Extracted data entries:
## start

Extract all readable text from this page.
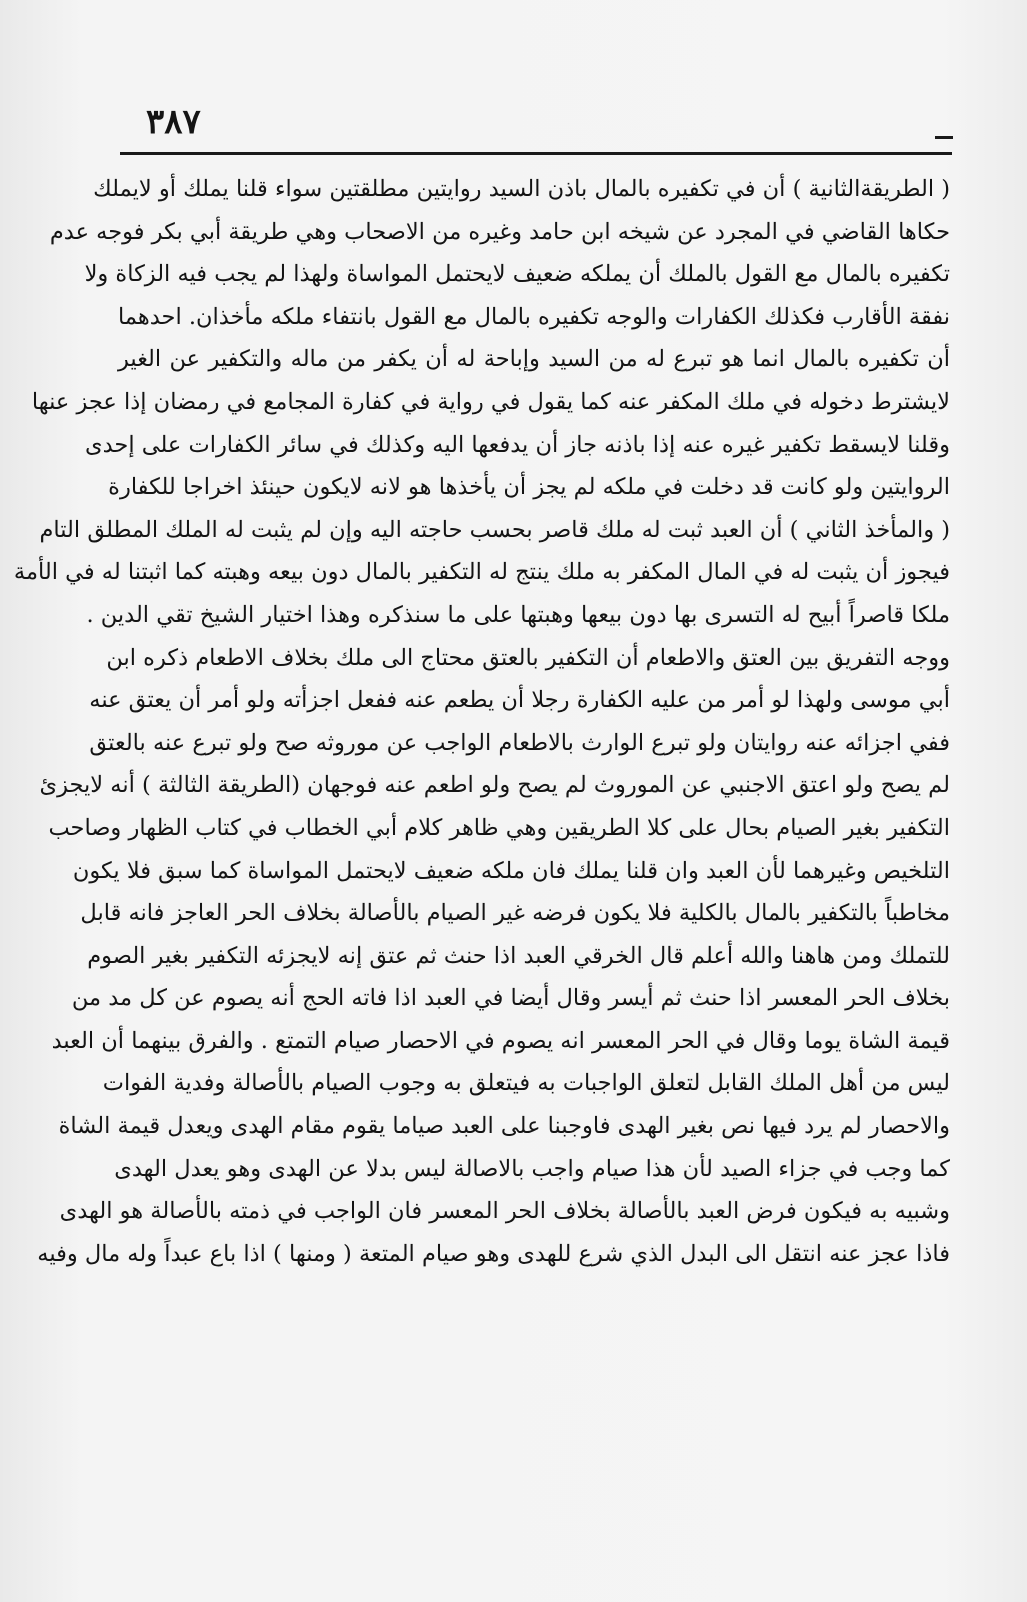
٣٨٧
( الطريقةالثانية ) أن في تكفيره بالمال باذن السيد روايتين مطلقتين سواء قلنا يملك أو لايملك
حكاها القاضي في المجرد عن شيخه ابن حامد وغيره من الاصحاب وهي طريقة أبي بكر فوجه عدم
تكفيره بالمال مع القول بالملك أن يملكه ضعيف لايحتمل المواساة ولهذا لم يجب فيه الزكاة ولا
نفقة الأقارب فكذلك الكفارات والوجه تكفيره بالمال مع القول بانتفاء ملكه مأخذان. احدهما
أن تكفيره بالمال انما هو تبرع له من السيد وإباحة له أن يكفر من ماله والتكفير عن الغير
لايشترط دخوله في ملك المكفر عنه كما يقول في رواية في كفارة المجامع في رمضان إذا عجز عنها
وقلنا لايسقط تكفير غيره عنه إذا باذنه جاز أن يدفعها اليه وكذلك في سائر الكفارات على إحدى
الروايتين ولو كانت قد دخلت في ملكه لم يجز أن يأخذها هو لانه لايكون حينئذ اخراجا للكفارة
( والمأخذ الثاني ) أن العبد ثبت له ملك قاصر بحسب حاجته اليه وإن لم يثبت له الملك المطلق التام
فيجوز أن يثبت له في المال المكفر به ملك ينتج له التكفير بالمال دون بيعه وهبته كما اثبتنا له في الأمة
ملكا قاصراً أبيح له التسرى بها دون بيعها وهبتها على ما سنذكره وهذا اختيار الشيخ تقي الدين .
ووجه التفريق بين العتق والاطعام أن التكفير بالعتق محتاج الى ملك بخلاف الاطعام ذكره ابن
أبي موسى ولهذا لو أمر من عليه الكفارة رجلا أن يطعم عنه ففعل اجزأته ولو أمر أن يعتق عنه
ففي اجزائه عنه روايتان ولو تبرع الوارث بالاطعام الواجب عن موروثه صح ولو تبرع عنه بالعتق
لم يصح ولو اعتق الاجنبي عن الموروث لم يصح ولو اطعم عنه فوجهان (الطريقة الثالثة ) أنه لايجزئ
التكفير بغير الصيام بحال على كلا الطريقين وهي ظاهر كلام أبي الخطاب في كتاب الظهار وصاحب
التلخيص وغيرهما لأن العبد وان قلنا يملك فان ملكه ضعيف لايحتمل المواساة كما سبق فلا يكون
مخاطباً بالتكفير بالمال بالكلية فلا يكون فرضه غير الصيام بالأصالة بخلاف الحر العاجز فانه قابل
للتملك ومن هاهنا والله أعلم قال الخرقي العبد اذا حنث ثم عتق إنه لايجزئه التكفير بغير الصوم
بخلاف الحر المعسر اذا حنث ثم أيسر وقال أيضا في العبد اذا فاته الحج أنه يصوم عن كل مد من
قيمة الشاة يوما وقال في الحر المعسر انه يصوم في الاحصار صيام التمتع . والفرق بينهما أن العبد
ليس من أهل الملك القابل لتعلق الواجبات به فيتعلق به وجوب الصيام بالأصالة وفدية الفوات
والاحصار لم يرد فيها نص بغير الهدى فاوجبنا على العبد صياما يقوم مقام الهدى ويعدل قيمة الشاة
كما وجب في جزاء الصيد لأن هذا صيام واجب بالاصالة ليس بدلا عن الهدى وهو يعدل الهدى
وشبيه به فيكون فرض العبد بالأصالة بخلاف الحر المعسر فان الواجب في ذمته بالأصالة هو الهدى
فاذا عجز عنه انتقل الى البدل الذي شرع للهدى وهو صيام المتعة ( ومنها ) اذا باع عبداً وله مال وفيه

## end

• [GOAL OF THE EXERCISE]: Write out again every line above exactly as given; the pictures do not belong in the copy.

• [WORKED ANSWER]:
Extract all readable text from this page.
٣٨٧
( الطريقةالثانية ) أن في تكفيره بالمال باذن السيد روايتين مطلقتين سواء قلنا يملك أو لايملك
حكاها القاضي في المجرد عن شيخه ابن حامد وغيره من الاصحاب وهي طريقة أبي بكر فوجه عدم
تكفيره بالمال مع القول بالملك أن يملكه ضعيف لايحتمل المواساة ولهذا لم يجب فيه الزكاة ولا
نفقة الأقارب فكذلك الكفارات والوجه تكفيره بالمال مع القول بانتفاء ملكه مأخذان. احدهما
أن تكفيره بالمال انما هو تبرع له من السيد وإباحة له أن يكفر من ماله والتكفير عن الغير
لايشترط دخوله في ملك المكفر عنه كما يقول في رواية في كفارة المجامع في رمضان إذا عجز عنها
وقلنا لايسقط تكفير غيره عنه إذا باذنه جاز أن يدفعها اليه وكذلك في سائر الكفارات على إحدى
الروايتين ولو كانت قد دخلت في ملكه لم يجز أن يأخذها هو لانه لايكون حينئذ اخراجا للكفارة
( والمأخذ الثاني ) أن العبد ثبت له ملك قاصر بحسب حاجته اليه وإن لم يثبت له الملك المطلق التام
فيجوز أن يثبت له في المال المكفر به ملك ينتج له التكفير بالمال دون بيعه وهبته كما اثبتنا له في الأمة
ملكا قاصراً أبيح له التسرى بها دون بيعها وهبتها على ما سنذكره وهذا اختيار الشيخ تقي الدين .
ووجه التفريق بين العتق والاطعام أن التكفير بالعتق محتاج الى ملك بخلاف الاطعام ذكره ابن
أبي موسى ولهذا لو أمر من عليه الكفارة رجلا أن يطعم عنه ففعل اجزأته ولو أمر أن يعتق عنه
ففي اجزائه عنه روايتان ولو تبرع الوارث بالاطعام الواجب عن موروثه صح ولو تبرع عنه بالعتق
لم يصح ولو اعتق الاجنبي عن الموروث لم يصح ولو اطعم عنه فوجهان (الطريقة الثالثة ) أنه لايجزئ
التكفير بغير الصيام بحال على كلا الطريقين وهي ظاهر كلام أبي الخطاب في كتاب الظهار وصاحب
التلخيص وغيرهما لأن العبد وان قلنا يملك فان ملكه ضعيف لايحتمل المواساة كما سبق فلا يكون
مخاطباً بالتكفير بالمال بالكلية فلا يكون فرضه غير الصيام بالأصالة بخلاف الحر العاجز فانه قابل
للتملك ومن هاهنا والله أعلم قال الخرقي العبد اذا حنث ثم عتق إنه لايجزئه التكفير بغير الصوم
بخلاف الحر المعسر اذا حنث ثم أيسر وقال أيضا في العبد اذا فاته الحج أنه يصوم عن كل مد من
قيمة الشاة يوما وقال في الحر المعسر انه يصوم في الاحصار صيام التمتع . والفرق بينهما أن العبد
ليس من أهل الملك القابل لتعلق الواجبات به فيتعلق به وجوب الصيام بالأصالة وفدية الفوات
والاحصار لم يرد فيها نص بغير الهدى فاوجبنا على العبد صياما يقوم مقام الهدى ويعدل قيمة الشاة
كما وجب في جزاء الصيد لأن هذا صيام واجب بالاصالة ليس بدلا عن الهدى وهو يعدل الهدى
وشبيه به فيكون فرض العبد بالأصالة بخلاف الحر المعسر فان الواجب في ذمته بالأصالة هو الهدى
فاذا عجز عنه انتقل الى البدل الذي شرع للهدى وهو صيام المتعة ( ومنها ) اذا باع عبداً وله مال وفيه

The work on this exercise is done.